Go through the material and pull out every line with the string "ffffff" in it.

++++

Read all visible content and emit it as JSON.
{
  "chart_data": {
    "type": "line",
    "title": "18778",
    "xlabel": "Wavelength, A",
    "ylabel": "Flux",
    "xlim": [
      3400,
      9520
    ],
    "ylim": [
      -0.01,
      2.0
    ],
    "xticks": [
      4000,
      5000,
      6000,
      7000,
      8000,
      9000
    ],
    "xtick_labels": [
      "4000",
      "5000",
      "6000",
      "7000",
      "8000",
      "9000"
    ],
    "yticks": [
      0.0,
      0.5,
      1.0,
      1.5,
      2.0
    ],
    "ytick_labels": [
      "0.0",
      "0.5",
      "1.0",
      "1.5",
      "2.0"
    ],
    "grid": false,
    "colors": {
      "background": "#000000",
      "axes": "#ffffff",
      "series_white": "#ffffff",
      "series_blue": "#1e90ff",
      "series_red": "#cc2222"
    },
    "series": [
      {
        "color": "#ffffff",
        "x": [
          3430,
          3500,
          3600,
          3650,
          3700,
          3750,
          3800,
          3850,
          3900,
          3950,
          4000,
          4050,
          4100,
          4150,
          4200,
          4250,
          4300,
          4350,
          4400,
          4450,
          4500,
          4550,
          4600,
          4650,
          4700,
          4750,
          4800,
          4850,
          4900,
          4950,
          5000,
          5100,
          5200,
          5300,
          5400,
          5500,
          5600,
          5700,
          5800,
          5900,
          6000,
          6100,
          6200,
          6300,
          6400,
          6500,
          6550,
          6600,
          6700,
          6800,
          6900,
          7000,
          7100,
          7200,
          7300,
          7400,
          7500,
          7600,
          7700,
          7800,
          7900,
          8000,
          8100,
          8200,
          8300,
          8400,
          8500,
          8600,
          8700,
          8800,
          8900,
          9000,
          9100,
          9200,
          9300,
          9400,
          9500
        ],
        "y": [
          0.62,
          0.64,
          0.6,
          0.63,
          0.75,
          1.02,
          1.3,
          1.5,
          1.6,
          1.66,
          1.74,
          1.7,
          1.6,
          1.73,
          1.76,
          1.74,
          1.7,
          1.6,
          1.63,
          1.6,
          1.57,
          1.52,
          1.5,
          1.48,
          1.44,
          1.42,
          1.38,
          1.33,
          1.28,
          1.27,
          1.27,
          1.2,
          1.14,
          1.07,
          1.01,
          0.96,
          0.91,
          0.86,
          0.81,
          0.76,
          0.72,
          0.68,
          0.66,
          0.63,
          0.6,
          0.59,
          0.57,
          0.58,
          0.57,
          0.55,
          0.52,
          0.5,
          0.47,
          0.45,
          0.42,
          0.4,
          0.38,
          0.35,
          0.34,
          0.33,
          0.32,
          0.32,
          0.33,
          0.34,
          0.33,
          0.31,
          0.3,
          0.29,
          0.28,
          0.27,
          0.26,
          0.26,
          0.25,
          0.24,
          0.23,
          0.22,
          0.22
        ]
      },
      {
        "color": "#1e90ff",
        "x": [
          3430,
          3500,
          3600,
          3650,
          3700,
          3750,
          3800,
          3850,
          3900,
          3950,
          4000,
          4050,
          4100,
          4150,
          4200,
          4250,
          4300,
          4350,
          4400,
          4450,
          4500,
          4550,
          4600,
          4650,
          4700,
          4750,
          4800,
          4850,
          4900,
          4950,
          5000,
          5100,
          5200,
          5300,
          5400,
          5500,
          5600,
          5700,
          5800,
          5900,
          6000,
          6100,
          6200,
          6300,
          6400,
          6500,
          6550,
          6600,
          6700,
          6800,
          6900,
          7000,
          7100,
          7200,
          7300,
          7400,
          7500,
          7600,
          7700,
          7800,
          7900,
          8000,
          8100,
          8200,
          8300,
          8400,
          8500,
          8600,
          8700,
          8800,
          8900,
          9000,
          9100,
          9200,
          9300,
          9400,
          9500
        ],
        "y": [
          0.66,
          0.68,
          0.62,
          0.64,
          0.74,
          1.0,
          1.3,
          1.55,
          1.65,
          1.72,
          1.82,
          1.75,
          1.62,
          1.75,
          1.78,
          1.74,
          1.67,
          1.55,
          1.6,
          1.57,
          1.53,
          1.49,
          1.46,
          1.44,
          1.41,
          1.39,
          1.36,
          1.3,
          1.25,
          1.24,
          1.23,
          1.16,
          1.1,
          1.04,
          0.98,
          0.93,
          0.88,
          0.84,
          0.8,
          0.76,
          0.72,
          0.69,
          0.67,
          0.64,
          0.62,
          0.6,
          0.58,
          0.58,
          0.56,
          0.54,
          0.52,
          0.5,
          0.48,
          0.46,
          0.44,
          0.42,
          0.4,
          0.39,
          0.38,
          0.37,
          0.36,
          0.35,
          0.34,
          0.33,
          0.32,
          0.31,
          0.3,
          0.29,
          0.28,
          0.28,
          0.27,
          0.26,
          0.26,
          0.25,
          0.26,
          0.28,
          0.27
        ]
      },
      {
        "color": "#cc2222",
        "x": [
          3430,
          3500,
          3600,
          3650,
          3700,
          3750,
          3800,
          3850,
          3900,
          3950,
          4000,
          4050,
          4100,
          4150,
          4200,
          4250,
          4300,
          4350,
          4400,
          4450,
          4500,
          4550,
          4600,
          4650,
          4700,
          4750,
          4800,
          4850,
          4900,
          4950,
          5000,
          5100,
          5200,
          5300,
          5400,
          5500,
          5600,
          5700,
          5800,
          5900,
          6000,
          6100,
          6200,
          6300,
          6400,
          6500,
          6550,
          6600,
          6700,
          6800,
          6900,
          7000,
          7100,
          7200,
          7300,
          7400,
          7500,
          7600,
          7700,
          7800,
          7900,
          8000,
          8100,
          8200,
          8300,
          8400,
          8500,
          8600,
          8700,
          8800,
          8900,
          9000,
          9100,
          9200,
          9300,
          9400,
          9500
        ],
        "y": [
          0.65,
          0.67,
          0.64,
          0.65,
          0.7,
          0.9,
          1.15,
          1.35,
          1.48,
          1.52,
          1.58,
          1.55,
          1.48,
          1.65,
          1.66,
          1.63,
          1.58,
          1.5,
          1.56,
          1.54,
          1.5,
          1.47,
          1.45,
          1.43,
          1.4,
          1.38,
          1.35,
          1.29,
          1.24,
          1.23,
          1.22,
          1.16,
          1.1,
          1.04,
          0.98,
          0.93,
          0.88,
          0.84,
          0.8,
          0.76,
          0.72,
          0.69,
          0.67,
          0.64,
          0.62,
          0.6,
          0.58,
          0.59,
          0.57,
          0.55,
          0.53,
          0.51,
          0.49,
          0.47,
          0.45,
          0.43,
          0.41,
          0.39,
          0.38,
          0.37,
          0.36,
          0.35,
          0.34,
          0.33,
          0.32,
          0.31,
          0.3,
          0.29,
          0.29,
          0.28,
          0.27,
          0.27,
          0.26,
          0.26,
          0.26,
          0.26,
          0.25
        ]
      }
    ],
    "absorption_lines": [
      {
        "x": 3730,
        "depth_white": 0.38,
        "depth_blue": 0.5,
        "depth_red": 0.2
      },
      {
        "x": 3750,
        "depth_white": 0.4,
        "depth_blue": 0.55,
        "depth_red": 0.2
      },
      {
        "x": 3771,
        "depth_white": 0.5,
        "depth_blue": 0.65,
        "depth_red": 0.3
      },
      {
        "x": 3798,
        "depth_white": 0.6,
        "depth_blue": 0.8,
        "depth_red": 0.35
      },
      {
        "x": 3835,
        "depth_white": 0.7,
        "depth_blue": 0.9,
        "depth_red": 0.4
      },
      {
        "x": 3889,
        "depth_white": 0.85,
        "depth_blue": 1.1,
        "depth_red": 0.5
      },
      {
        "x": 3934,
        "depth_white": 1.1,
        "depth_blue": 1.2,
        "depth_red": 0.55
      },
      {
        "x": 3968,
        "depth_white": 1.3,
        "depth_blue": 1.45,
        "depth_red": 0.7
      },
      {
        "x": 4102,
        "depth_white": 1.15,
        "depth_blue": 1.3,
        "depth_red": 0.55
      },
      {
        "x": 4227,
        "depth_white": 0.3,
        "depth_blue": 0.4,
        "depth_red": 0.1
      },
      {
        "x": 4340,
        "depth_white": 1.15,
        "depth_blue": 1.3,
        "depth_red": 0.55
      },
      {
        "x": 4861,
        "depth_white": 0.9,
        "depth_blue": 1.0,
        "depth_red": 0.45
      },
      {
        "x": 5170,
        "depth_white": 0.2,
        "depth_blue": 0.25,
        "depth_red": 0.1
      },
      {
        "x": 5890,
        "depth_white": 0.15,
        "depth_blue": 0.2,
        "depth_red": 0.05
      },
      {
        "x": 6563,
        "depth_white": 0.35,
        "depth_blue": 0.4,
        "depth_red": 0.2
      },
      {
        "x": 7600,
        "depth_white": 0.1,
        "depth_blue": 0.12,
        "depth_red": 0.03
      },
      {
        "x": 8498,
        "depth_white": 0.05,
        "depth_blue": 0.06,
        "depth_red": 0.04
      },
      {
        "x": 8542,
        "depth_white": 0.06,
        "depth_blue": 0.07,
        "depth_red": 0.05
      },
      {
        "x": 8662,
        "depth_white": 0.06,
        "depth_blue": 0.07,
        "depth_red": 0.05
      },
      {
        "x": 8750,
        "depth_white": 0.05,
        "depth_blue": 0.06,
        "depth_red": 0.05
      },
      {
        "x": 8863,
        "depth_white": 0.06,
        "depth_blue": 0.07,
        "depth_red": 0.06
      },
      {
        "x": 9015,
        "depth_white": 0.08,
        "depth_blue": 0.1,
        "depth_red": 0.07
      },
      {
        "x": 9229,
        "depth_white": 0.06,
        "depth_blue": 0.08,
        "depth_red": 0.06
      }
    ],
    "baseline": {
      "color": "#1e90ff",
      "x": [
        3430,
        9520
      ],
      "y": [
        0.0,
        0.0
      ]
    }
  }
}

++++

_SOLUTION TO THE PROBLEM_
      "axes": "#ffffff",
      "series_white": "#ffffff",
        "color": "#ffffff",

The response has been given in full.